------ Material for this exercise
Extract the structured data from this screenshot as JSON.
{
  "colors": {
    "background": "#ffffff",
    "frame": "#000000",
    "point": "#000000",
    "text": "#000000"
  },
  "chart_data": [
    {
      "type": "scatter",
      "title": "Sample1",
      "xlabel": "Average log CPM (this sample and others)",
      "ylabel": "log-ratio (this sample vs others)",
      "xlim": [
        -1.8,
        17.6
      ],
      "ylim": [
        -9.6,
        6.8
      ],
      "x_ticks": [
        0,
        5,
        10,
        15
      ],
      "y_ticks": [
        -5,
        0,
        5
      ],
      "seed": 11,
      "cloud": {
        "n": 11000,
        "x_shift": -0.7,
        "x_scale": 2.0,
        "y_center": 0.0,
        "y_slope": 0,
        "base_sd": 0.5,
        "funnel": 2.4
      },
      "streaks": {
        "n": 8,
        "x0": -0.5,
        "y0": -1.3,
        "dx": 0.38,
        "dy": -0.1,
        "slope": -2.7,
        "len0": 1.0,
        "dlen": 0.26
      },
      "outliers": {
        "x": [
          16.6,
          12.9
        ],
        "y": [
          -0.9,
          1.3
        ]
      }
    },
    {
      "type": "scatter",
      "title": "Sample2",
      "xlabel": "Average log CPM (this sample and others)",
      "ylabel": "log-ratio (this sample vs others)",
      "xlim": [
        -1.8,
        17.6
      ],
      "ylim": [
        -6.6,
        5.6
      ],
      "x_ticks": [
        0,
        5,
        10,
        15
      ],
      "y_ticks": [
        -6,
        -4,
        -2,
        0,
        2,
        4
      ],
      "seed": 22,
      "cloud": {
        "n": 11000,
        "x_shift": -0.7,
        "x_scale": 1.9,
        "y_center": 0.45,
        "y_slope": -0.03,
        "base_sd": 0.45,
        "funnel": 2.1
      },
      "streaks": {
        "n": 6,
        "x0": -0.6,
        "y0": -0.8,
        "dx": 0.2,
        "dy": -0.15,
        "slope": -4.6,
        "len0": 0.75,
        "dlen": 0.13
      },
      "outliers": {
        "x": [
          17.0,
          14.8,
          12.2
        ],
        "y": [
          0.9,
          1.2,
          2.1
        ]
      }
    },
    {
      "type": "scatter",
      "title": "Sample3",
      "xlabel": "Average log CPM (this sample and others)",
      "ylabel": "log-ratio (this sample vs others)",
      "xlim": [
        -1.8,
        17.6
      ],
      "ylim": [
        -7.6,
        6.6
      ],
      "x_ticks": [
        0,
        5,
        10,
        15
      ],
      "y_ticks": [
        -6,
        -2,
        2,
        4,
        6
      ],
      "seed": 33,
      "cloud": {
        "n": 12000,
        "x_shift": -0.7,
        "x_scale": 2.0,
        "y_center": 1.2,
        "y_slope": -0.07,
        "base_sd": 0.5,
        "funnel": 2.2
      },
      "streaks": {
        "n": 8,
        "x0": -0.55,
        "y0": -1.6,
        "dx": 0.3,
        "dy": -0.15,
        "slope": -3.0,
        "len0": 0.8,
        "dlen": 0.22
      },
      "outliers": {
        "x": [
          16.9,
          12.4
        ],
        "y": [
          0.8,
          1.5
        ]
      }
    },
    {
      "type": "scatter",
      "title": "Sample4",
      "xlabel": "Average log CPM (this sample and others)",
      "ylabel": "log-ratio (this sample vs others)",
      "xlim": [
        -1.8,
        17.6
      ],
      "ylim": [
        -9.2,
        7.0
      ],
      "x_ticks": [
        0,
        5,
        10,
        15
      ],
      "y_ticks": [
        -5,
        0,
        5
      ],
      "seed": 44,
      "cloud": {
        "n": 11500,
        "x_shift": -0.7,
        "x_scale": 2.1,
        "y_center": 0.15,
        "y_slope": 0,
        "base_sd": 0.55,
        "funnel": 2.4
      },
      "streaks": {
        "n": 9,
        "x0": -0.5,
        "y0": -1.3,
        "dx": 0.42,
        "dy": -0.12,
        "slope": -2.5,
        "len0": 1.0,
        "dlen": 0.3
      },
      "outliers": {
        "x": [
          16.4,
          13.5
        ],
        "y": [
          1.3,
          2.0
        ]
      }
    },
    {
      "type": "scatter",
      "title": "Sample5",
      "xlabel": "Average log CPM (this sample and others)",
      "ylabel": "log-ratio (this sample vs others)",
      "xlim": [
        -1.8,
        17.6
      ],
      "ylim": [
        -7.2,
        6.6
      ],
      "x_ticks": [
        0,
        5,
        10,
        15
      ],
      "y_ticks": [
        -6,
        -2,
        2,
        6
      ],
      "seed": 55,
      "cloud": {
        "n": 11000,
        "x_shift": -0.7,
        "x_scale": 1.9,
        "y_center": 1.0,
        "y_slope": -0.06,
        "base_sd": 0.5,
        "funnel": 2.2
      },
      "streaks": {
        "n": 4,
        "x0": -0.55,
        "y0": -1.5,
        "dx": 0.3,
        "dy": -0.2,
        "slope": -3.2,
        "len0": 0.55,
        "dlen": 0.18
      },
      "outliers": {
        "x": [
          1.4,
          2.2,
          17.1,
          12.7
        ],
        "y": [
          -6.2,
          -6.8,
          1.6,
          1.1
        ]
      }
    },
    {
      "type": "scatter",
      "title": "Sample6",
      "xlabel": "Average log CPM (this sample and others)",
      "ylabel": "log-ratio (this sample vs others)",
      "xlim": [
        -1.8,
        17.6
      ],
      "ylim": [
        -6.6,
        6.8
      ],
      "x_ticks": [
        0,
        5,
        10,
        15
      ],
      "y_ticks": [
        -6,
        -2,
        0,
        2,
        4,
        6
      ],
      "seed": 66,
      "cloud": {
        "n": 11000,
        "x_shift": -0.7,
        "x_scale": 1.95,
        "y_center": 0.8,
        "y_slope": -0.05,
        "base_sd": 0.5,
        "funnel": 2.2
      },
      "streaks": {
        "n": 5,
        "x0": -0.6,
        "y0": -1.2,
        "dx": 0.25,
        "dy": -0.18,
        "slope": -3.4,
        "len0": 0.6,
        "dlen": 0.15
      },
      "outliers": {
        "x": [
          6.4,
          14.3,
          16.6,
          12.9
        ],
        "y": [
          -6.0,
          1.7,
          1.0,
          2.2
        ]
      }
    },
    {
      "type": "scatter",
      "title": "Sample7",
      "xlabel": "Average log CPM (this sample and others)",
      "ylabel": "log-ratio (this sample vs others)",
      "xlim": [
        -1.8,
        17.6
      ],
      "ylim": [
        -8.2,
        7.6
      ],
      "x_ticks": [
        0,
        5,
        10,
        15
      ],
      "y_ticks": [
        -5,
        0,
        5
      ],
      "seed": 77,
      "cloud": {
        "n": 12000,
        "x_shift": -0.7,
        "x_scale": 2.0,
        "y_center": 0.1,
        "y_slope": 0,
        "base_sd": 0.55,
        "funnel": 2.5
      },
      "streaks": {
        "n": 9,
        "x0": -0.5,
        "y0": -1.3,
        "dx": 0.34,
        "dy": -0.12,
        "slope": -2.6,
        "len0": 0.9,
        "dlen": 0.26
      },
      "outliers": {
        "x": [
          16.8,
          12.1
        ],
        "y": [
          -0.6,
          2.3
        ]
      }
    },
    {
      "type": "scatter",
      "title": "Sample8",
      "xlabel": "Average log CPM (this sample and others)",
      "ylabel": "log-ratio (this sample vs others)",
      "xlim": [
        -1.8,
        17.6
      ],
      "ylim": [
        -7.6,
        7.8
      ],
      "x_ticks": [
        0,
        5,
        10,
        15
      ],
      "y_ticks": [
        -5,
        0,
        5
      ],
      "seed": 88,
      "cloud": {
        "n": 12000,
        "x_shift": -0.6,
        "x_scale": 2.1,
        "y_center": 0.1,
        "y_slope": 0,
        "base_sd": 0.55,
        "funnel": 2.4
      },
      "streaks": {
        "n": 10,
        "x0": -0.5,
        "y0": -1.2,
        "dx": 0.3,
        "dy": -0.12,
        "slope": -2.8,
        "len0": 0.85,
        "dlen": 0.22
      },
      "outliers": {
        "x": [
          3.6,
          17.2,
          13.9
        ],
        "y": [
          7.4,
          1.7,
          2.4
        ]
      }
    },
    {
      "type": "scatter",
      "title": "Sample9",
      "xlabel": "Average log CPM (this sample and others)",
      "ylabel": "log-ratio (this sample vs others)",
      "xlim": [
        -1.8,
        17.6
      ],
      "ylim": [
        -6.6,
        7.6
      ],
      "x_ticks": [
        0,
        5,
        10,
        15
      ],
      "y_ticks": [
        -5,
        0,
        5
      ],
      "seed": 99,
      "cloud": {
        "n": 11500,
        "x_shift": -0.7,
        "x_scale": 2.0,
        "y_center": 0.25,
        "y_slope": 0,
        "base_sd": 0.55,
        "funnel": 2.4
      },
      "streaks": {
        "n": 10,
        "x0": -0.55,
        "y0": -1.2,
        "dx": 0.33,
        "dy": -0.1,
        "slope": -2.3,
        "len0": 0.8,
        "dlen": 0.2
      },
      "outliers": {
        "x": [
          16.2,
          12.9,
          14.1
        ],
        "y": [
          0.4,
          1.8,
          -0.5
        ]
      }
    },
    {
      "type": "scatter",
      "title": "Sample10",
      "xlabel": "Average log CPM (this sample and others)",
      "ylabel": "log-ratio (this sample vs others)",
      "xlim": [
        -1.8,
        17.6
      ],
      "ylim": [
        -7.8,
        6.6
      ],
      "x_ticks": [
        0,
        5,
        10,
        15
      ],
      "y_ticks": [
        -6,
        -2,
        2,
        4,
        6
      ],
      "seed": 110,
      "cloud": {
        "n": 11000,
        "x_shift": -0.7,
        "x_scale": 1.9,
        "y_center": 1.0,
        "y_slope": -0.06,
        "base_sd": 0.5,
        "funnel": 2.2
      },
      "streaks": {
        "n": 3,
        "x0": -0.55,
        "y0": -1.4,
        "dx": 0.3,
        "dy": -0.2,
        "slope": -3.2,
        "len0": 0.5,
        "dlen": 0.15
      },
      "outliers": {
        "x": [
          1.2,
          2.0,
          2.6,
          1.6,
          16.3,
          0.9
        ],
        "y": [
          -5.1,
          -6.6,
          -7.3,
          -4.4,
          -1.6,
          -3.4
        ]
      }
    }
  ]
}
------------
* Task to complete
Search the preceding listing for the word "seed" and pull out every line that holds it.

* Written answer
      "seed": 11,
      "seed": 22,
      "seed": 33,
      "seed": 44,
      "seed": 55,
      "seed": 66,
      "seed": 77,
      "seed": 88,
      "seed": 99,
      "seed": 110,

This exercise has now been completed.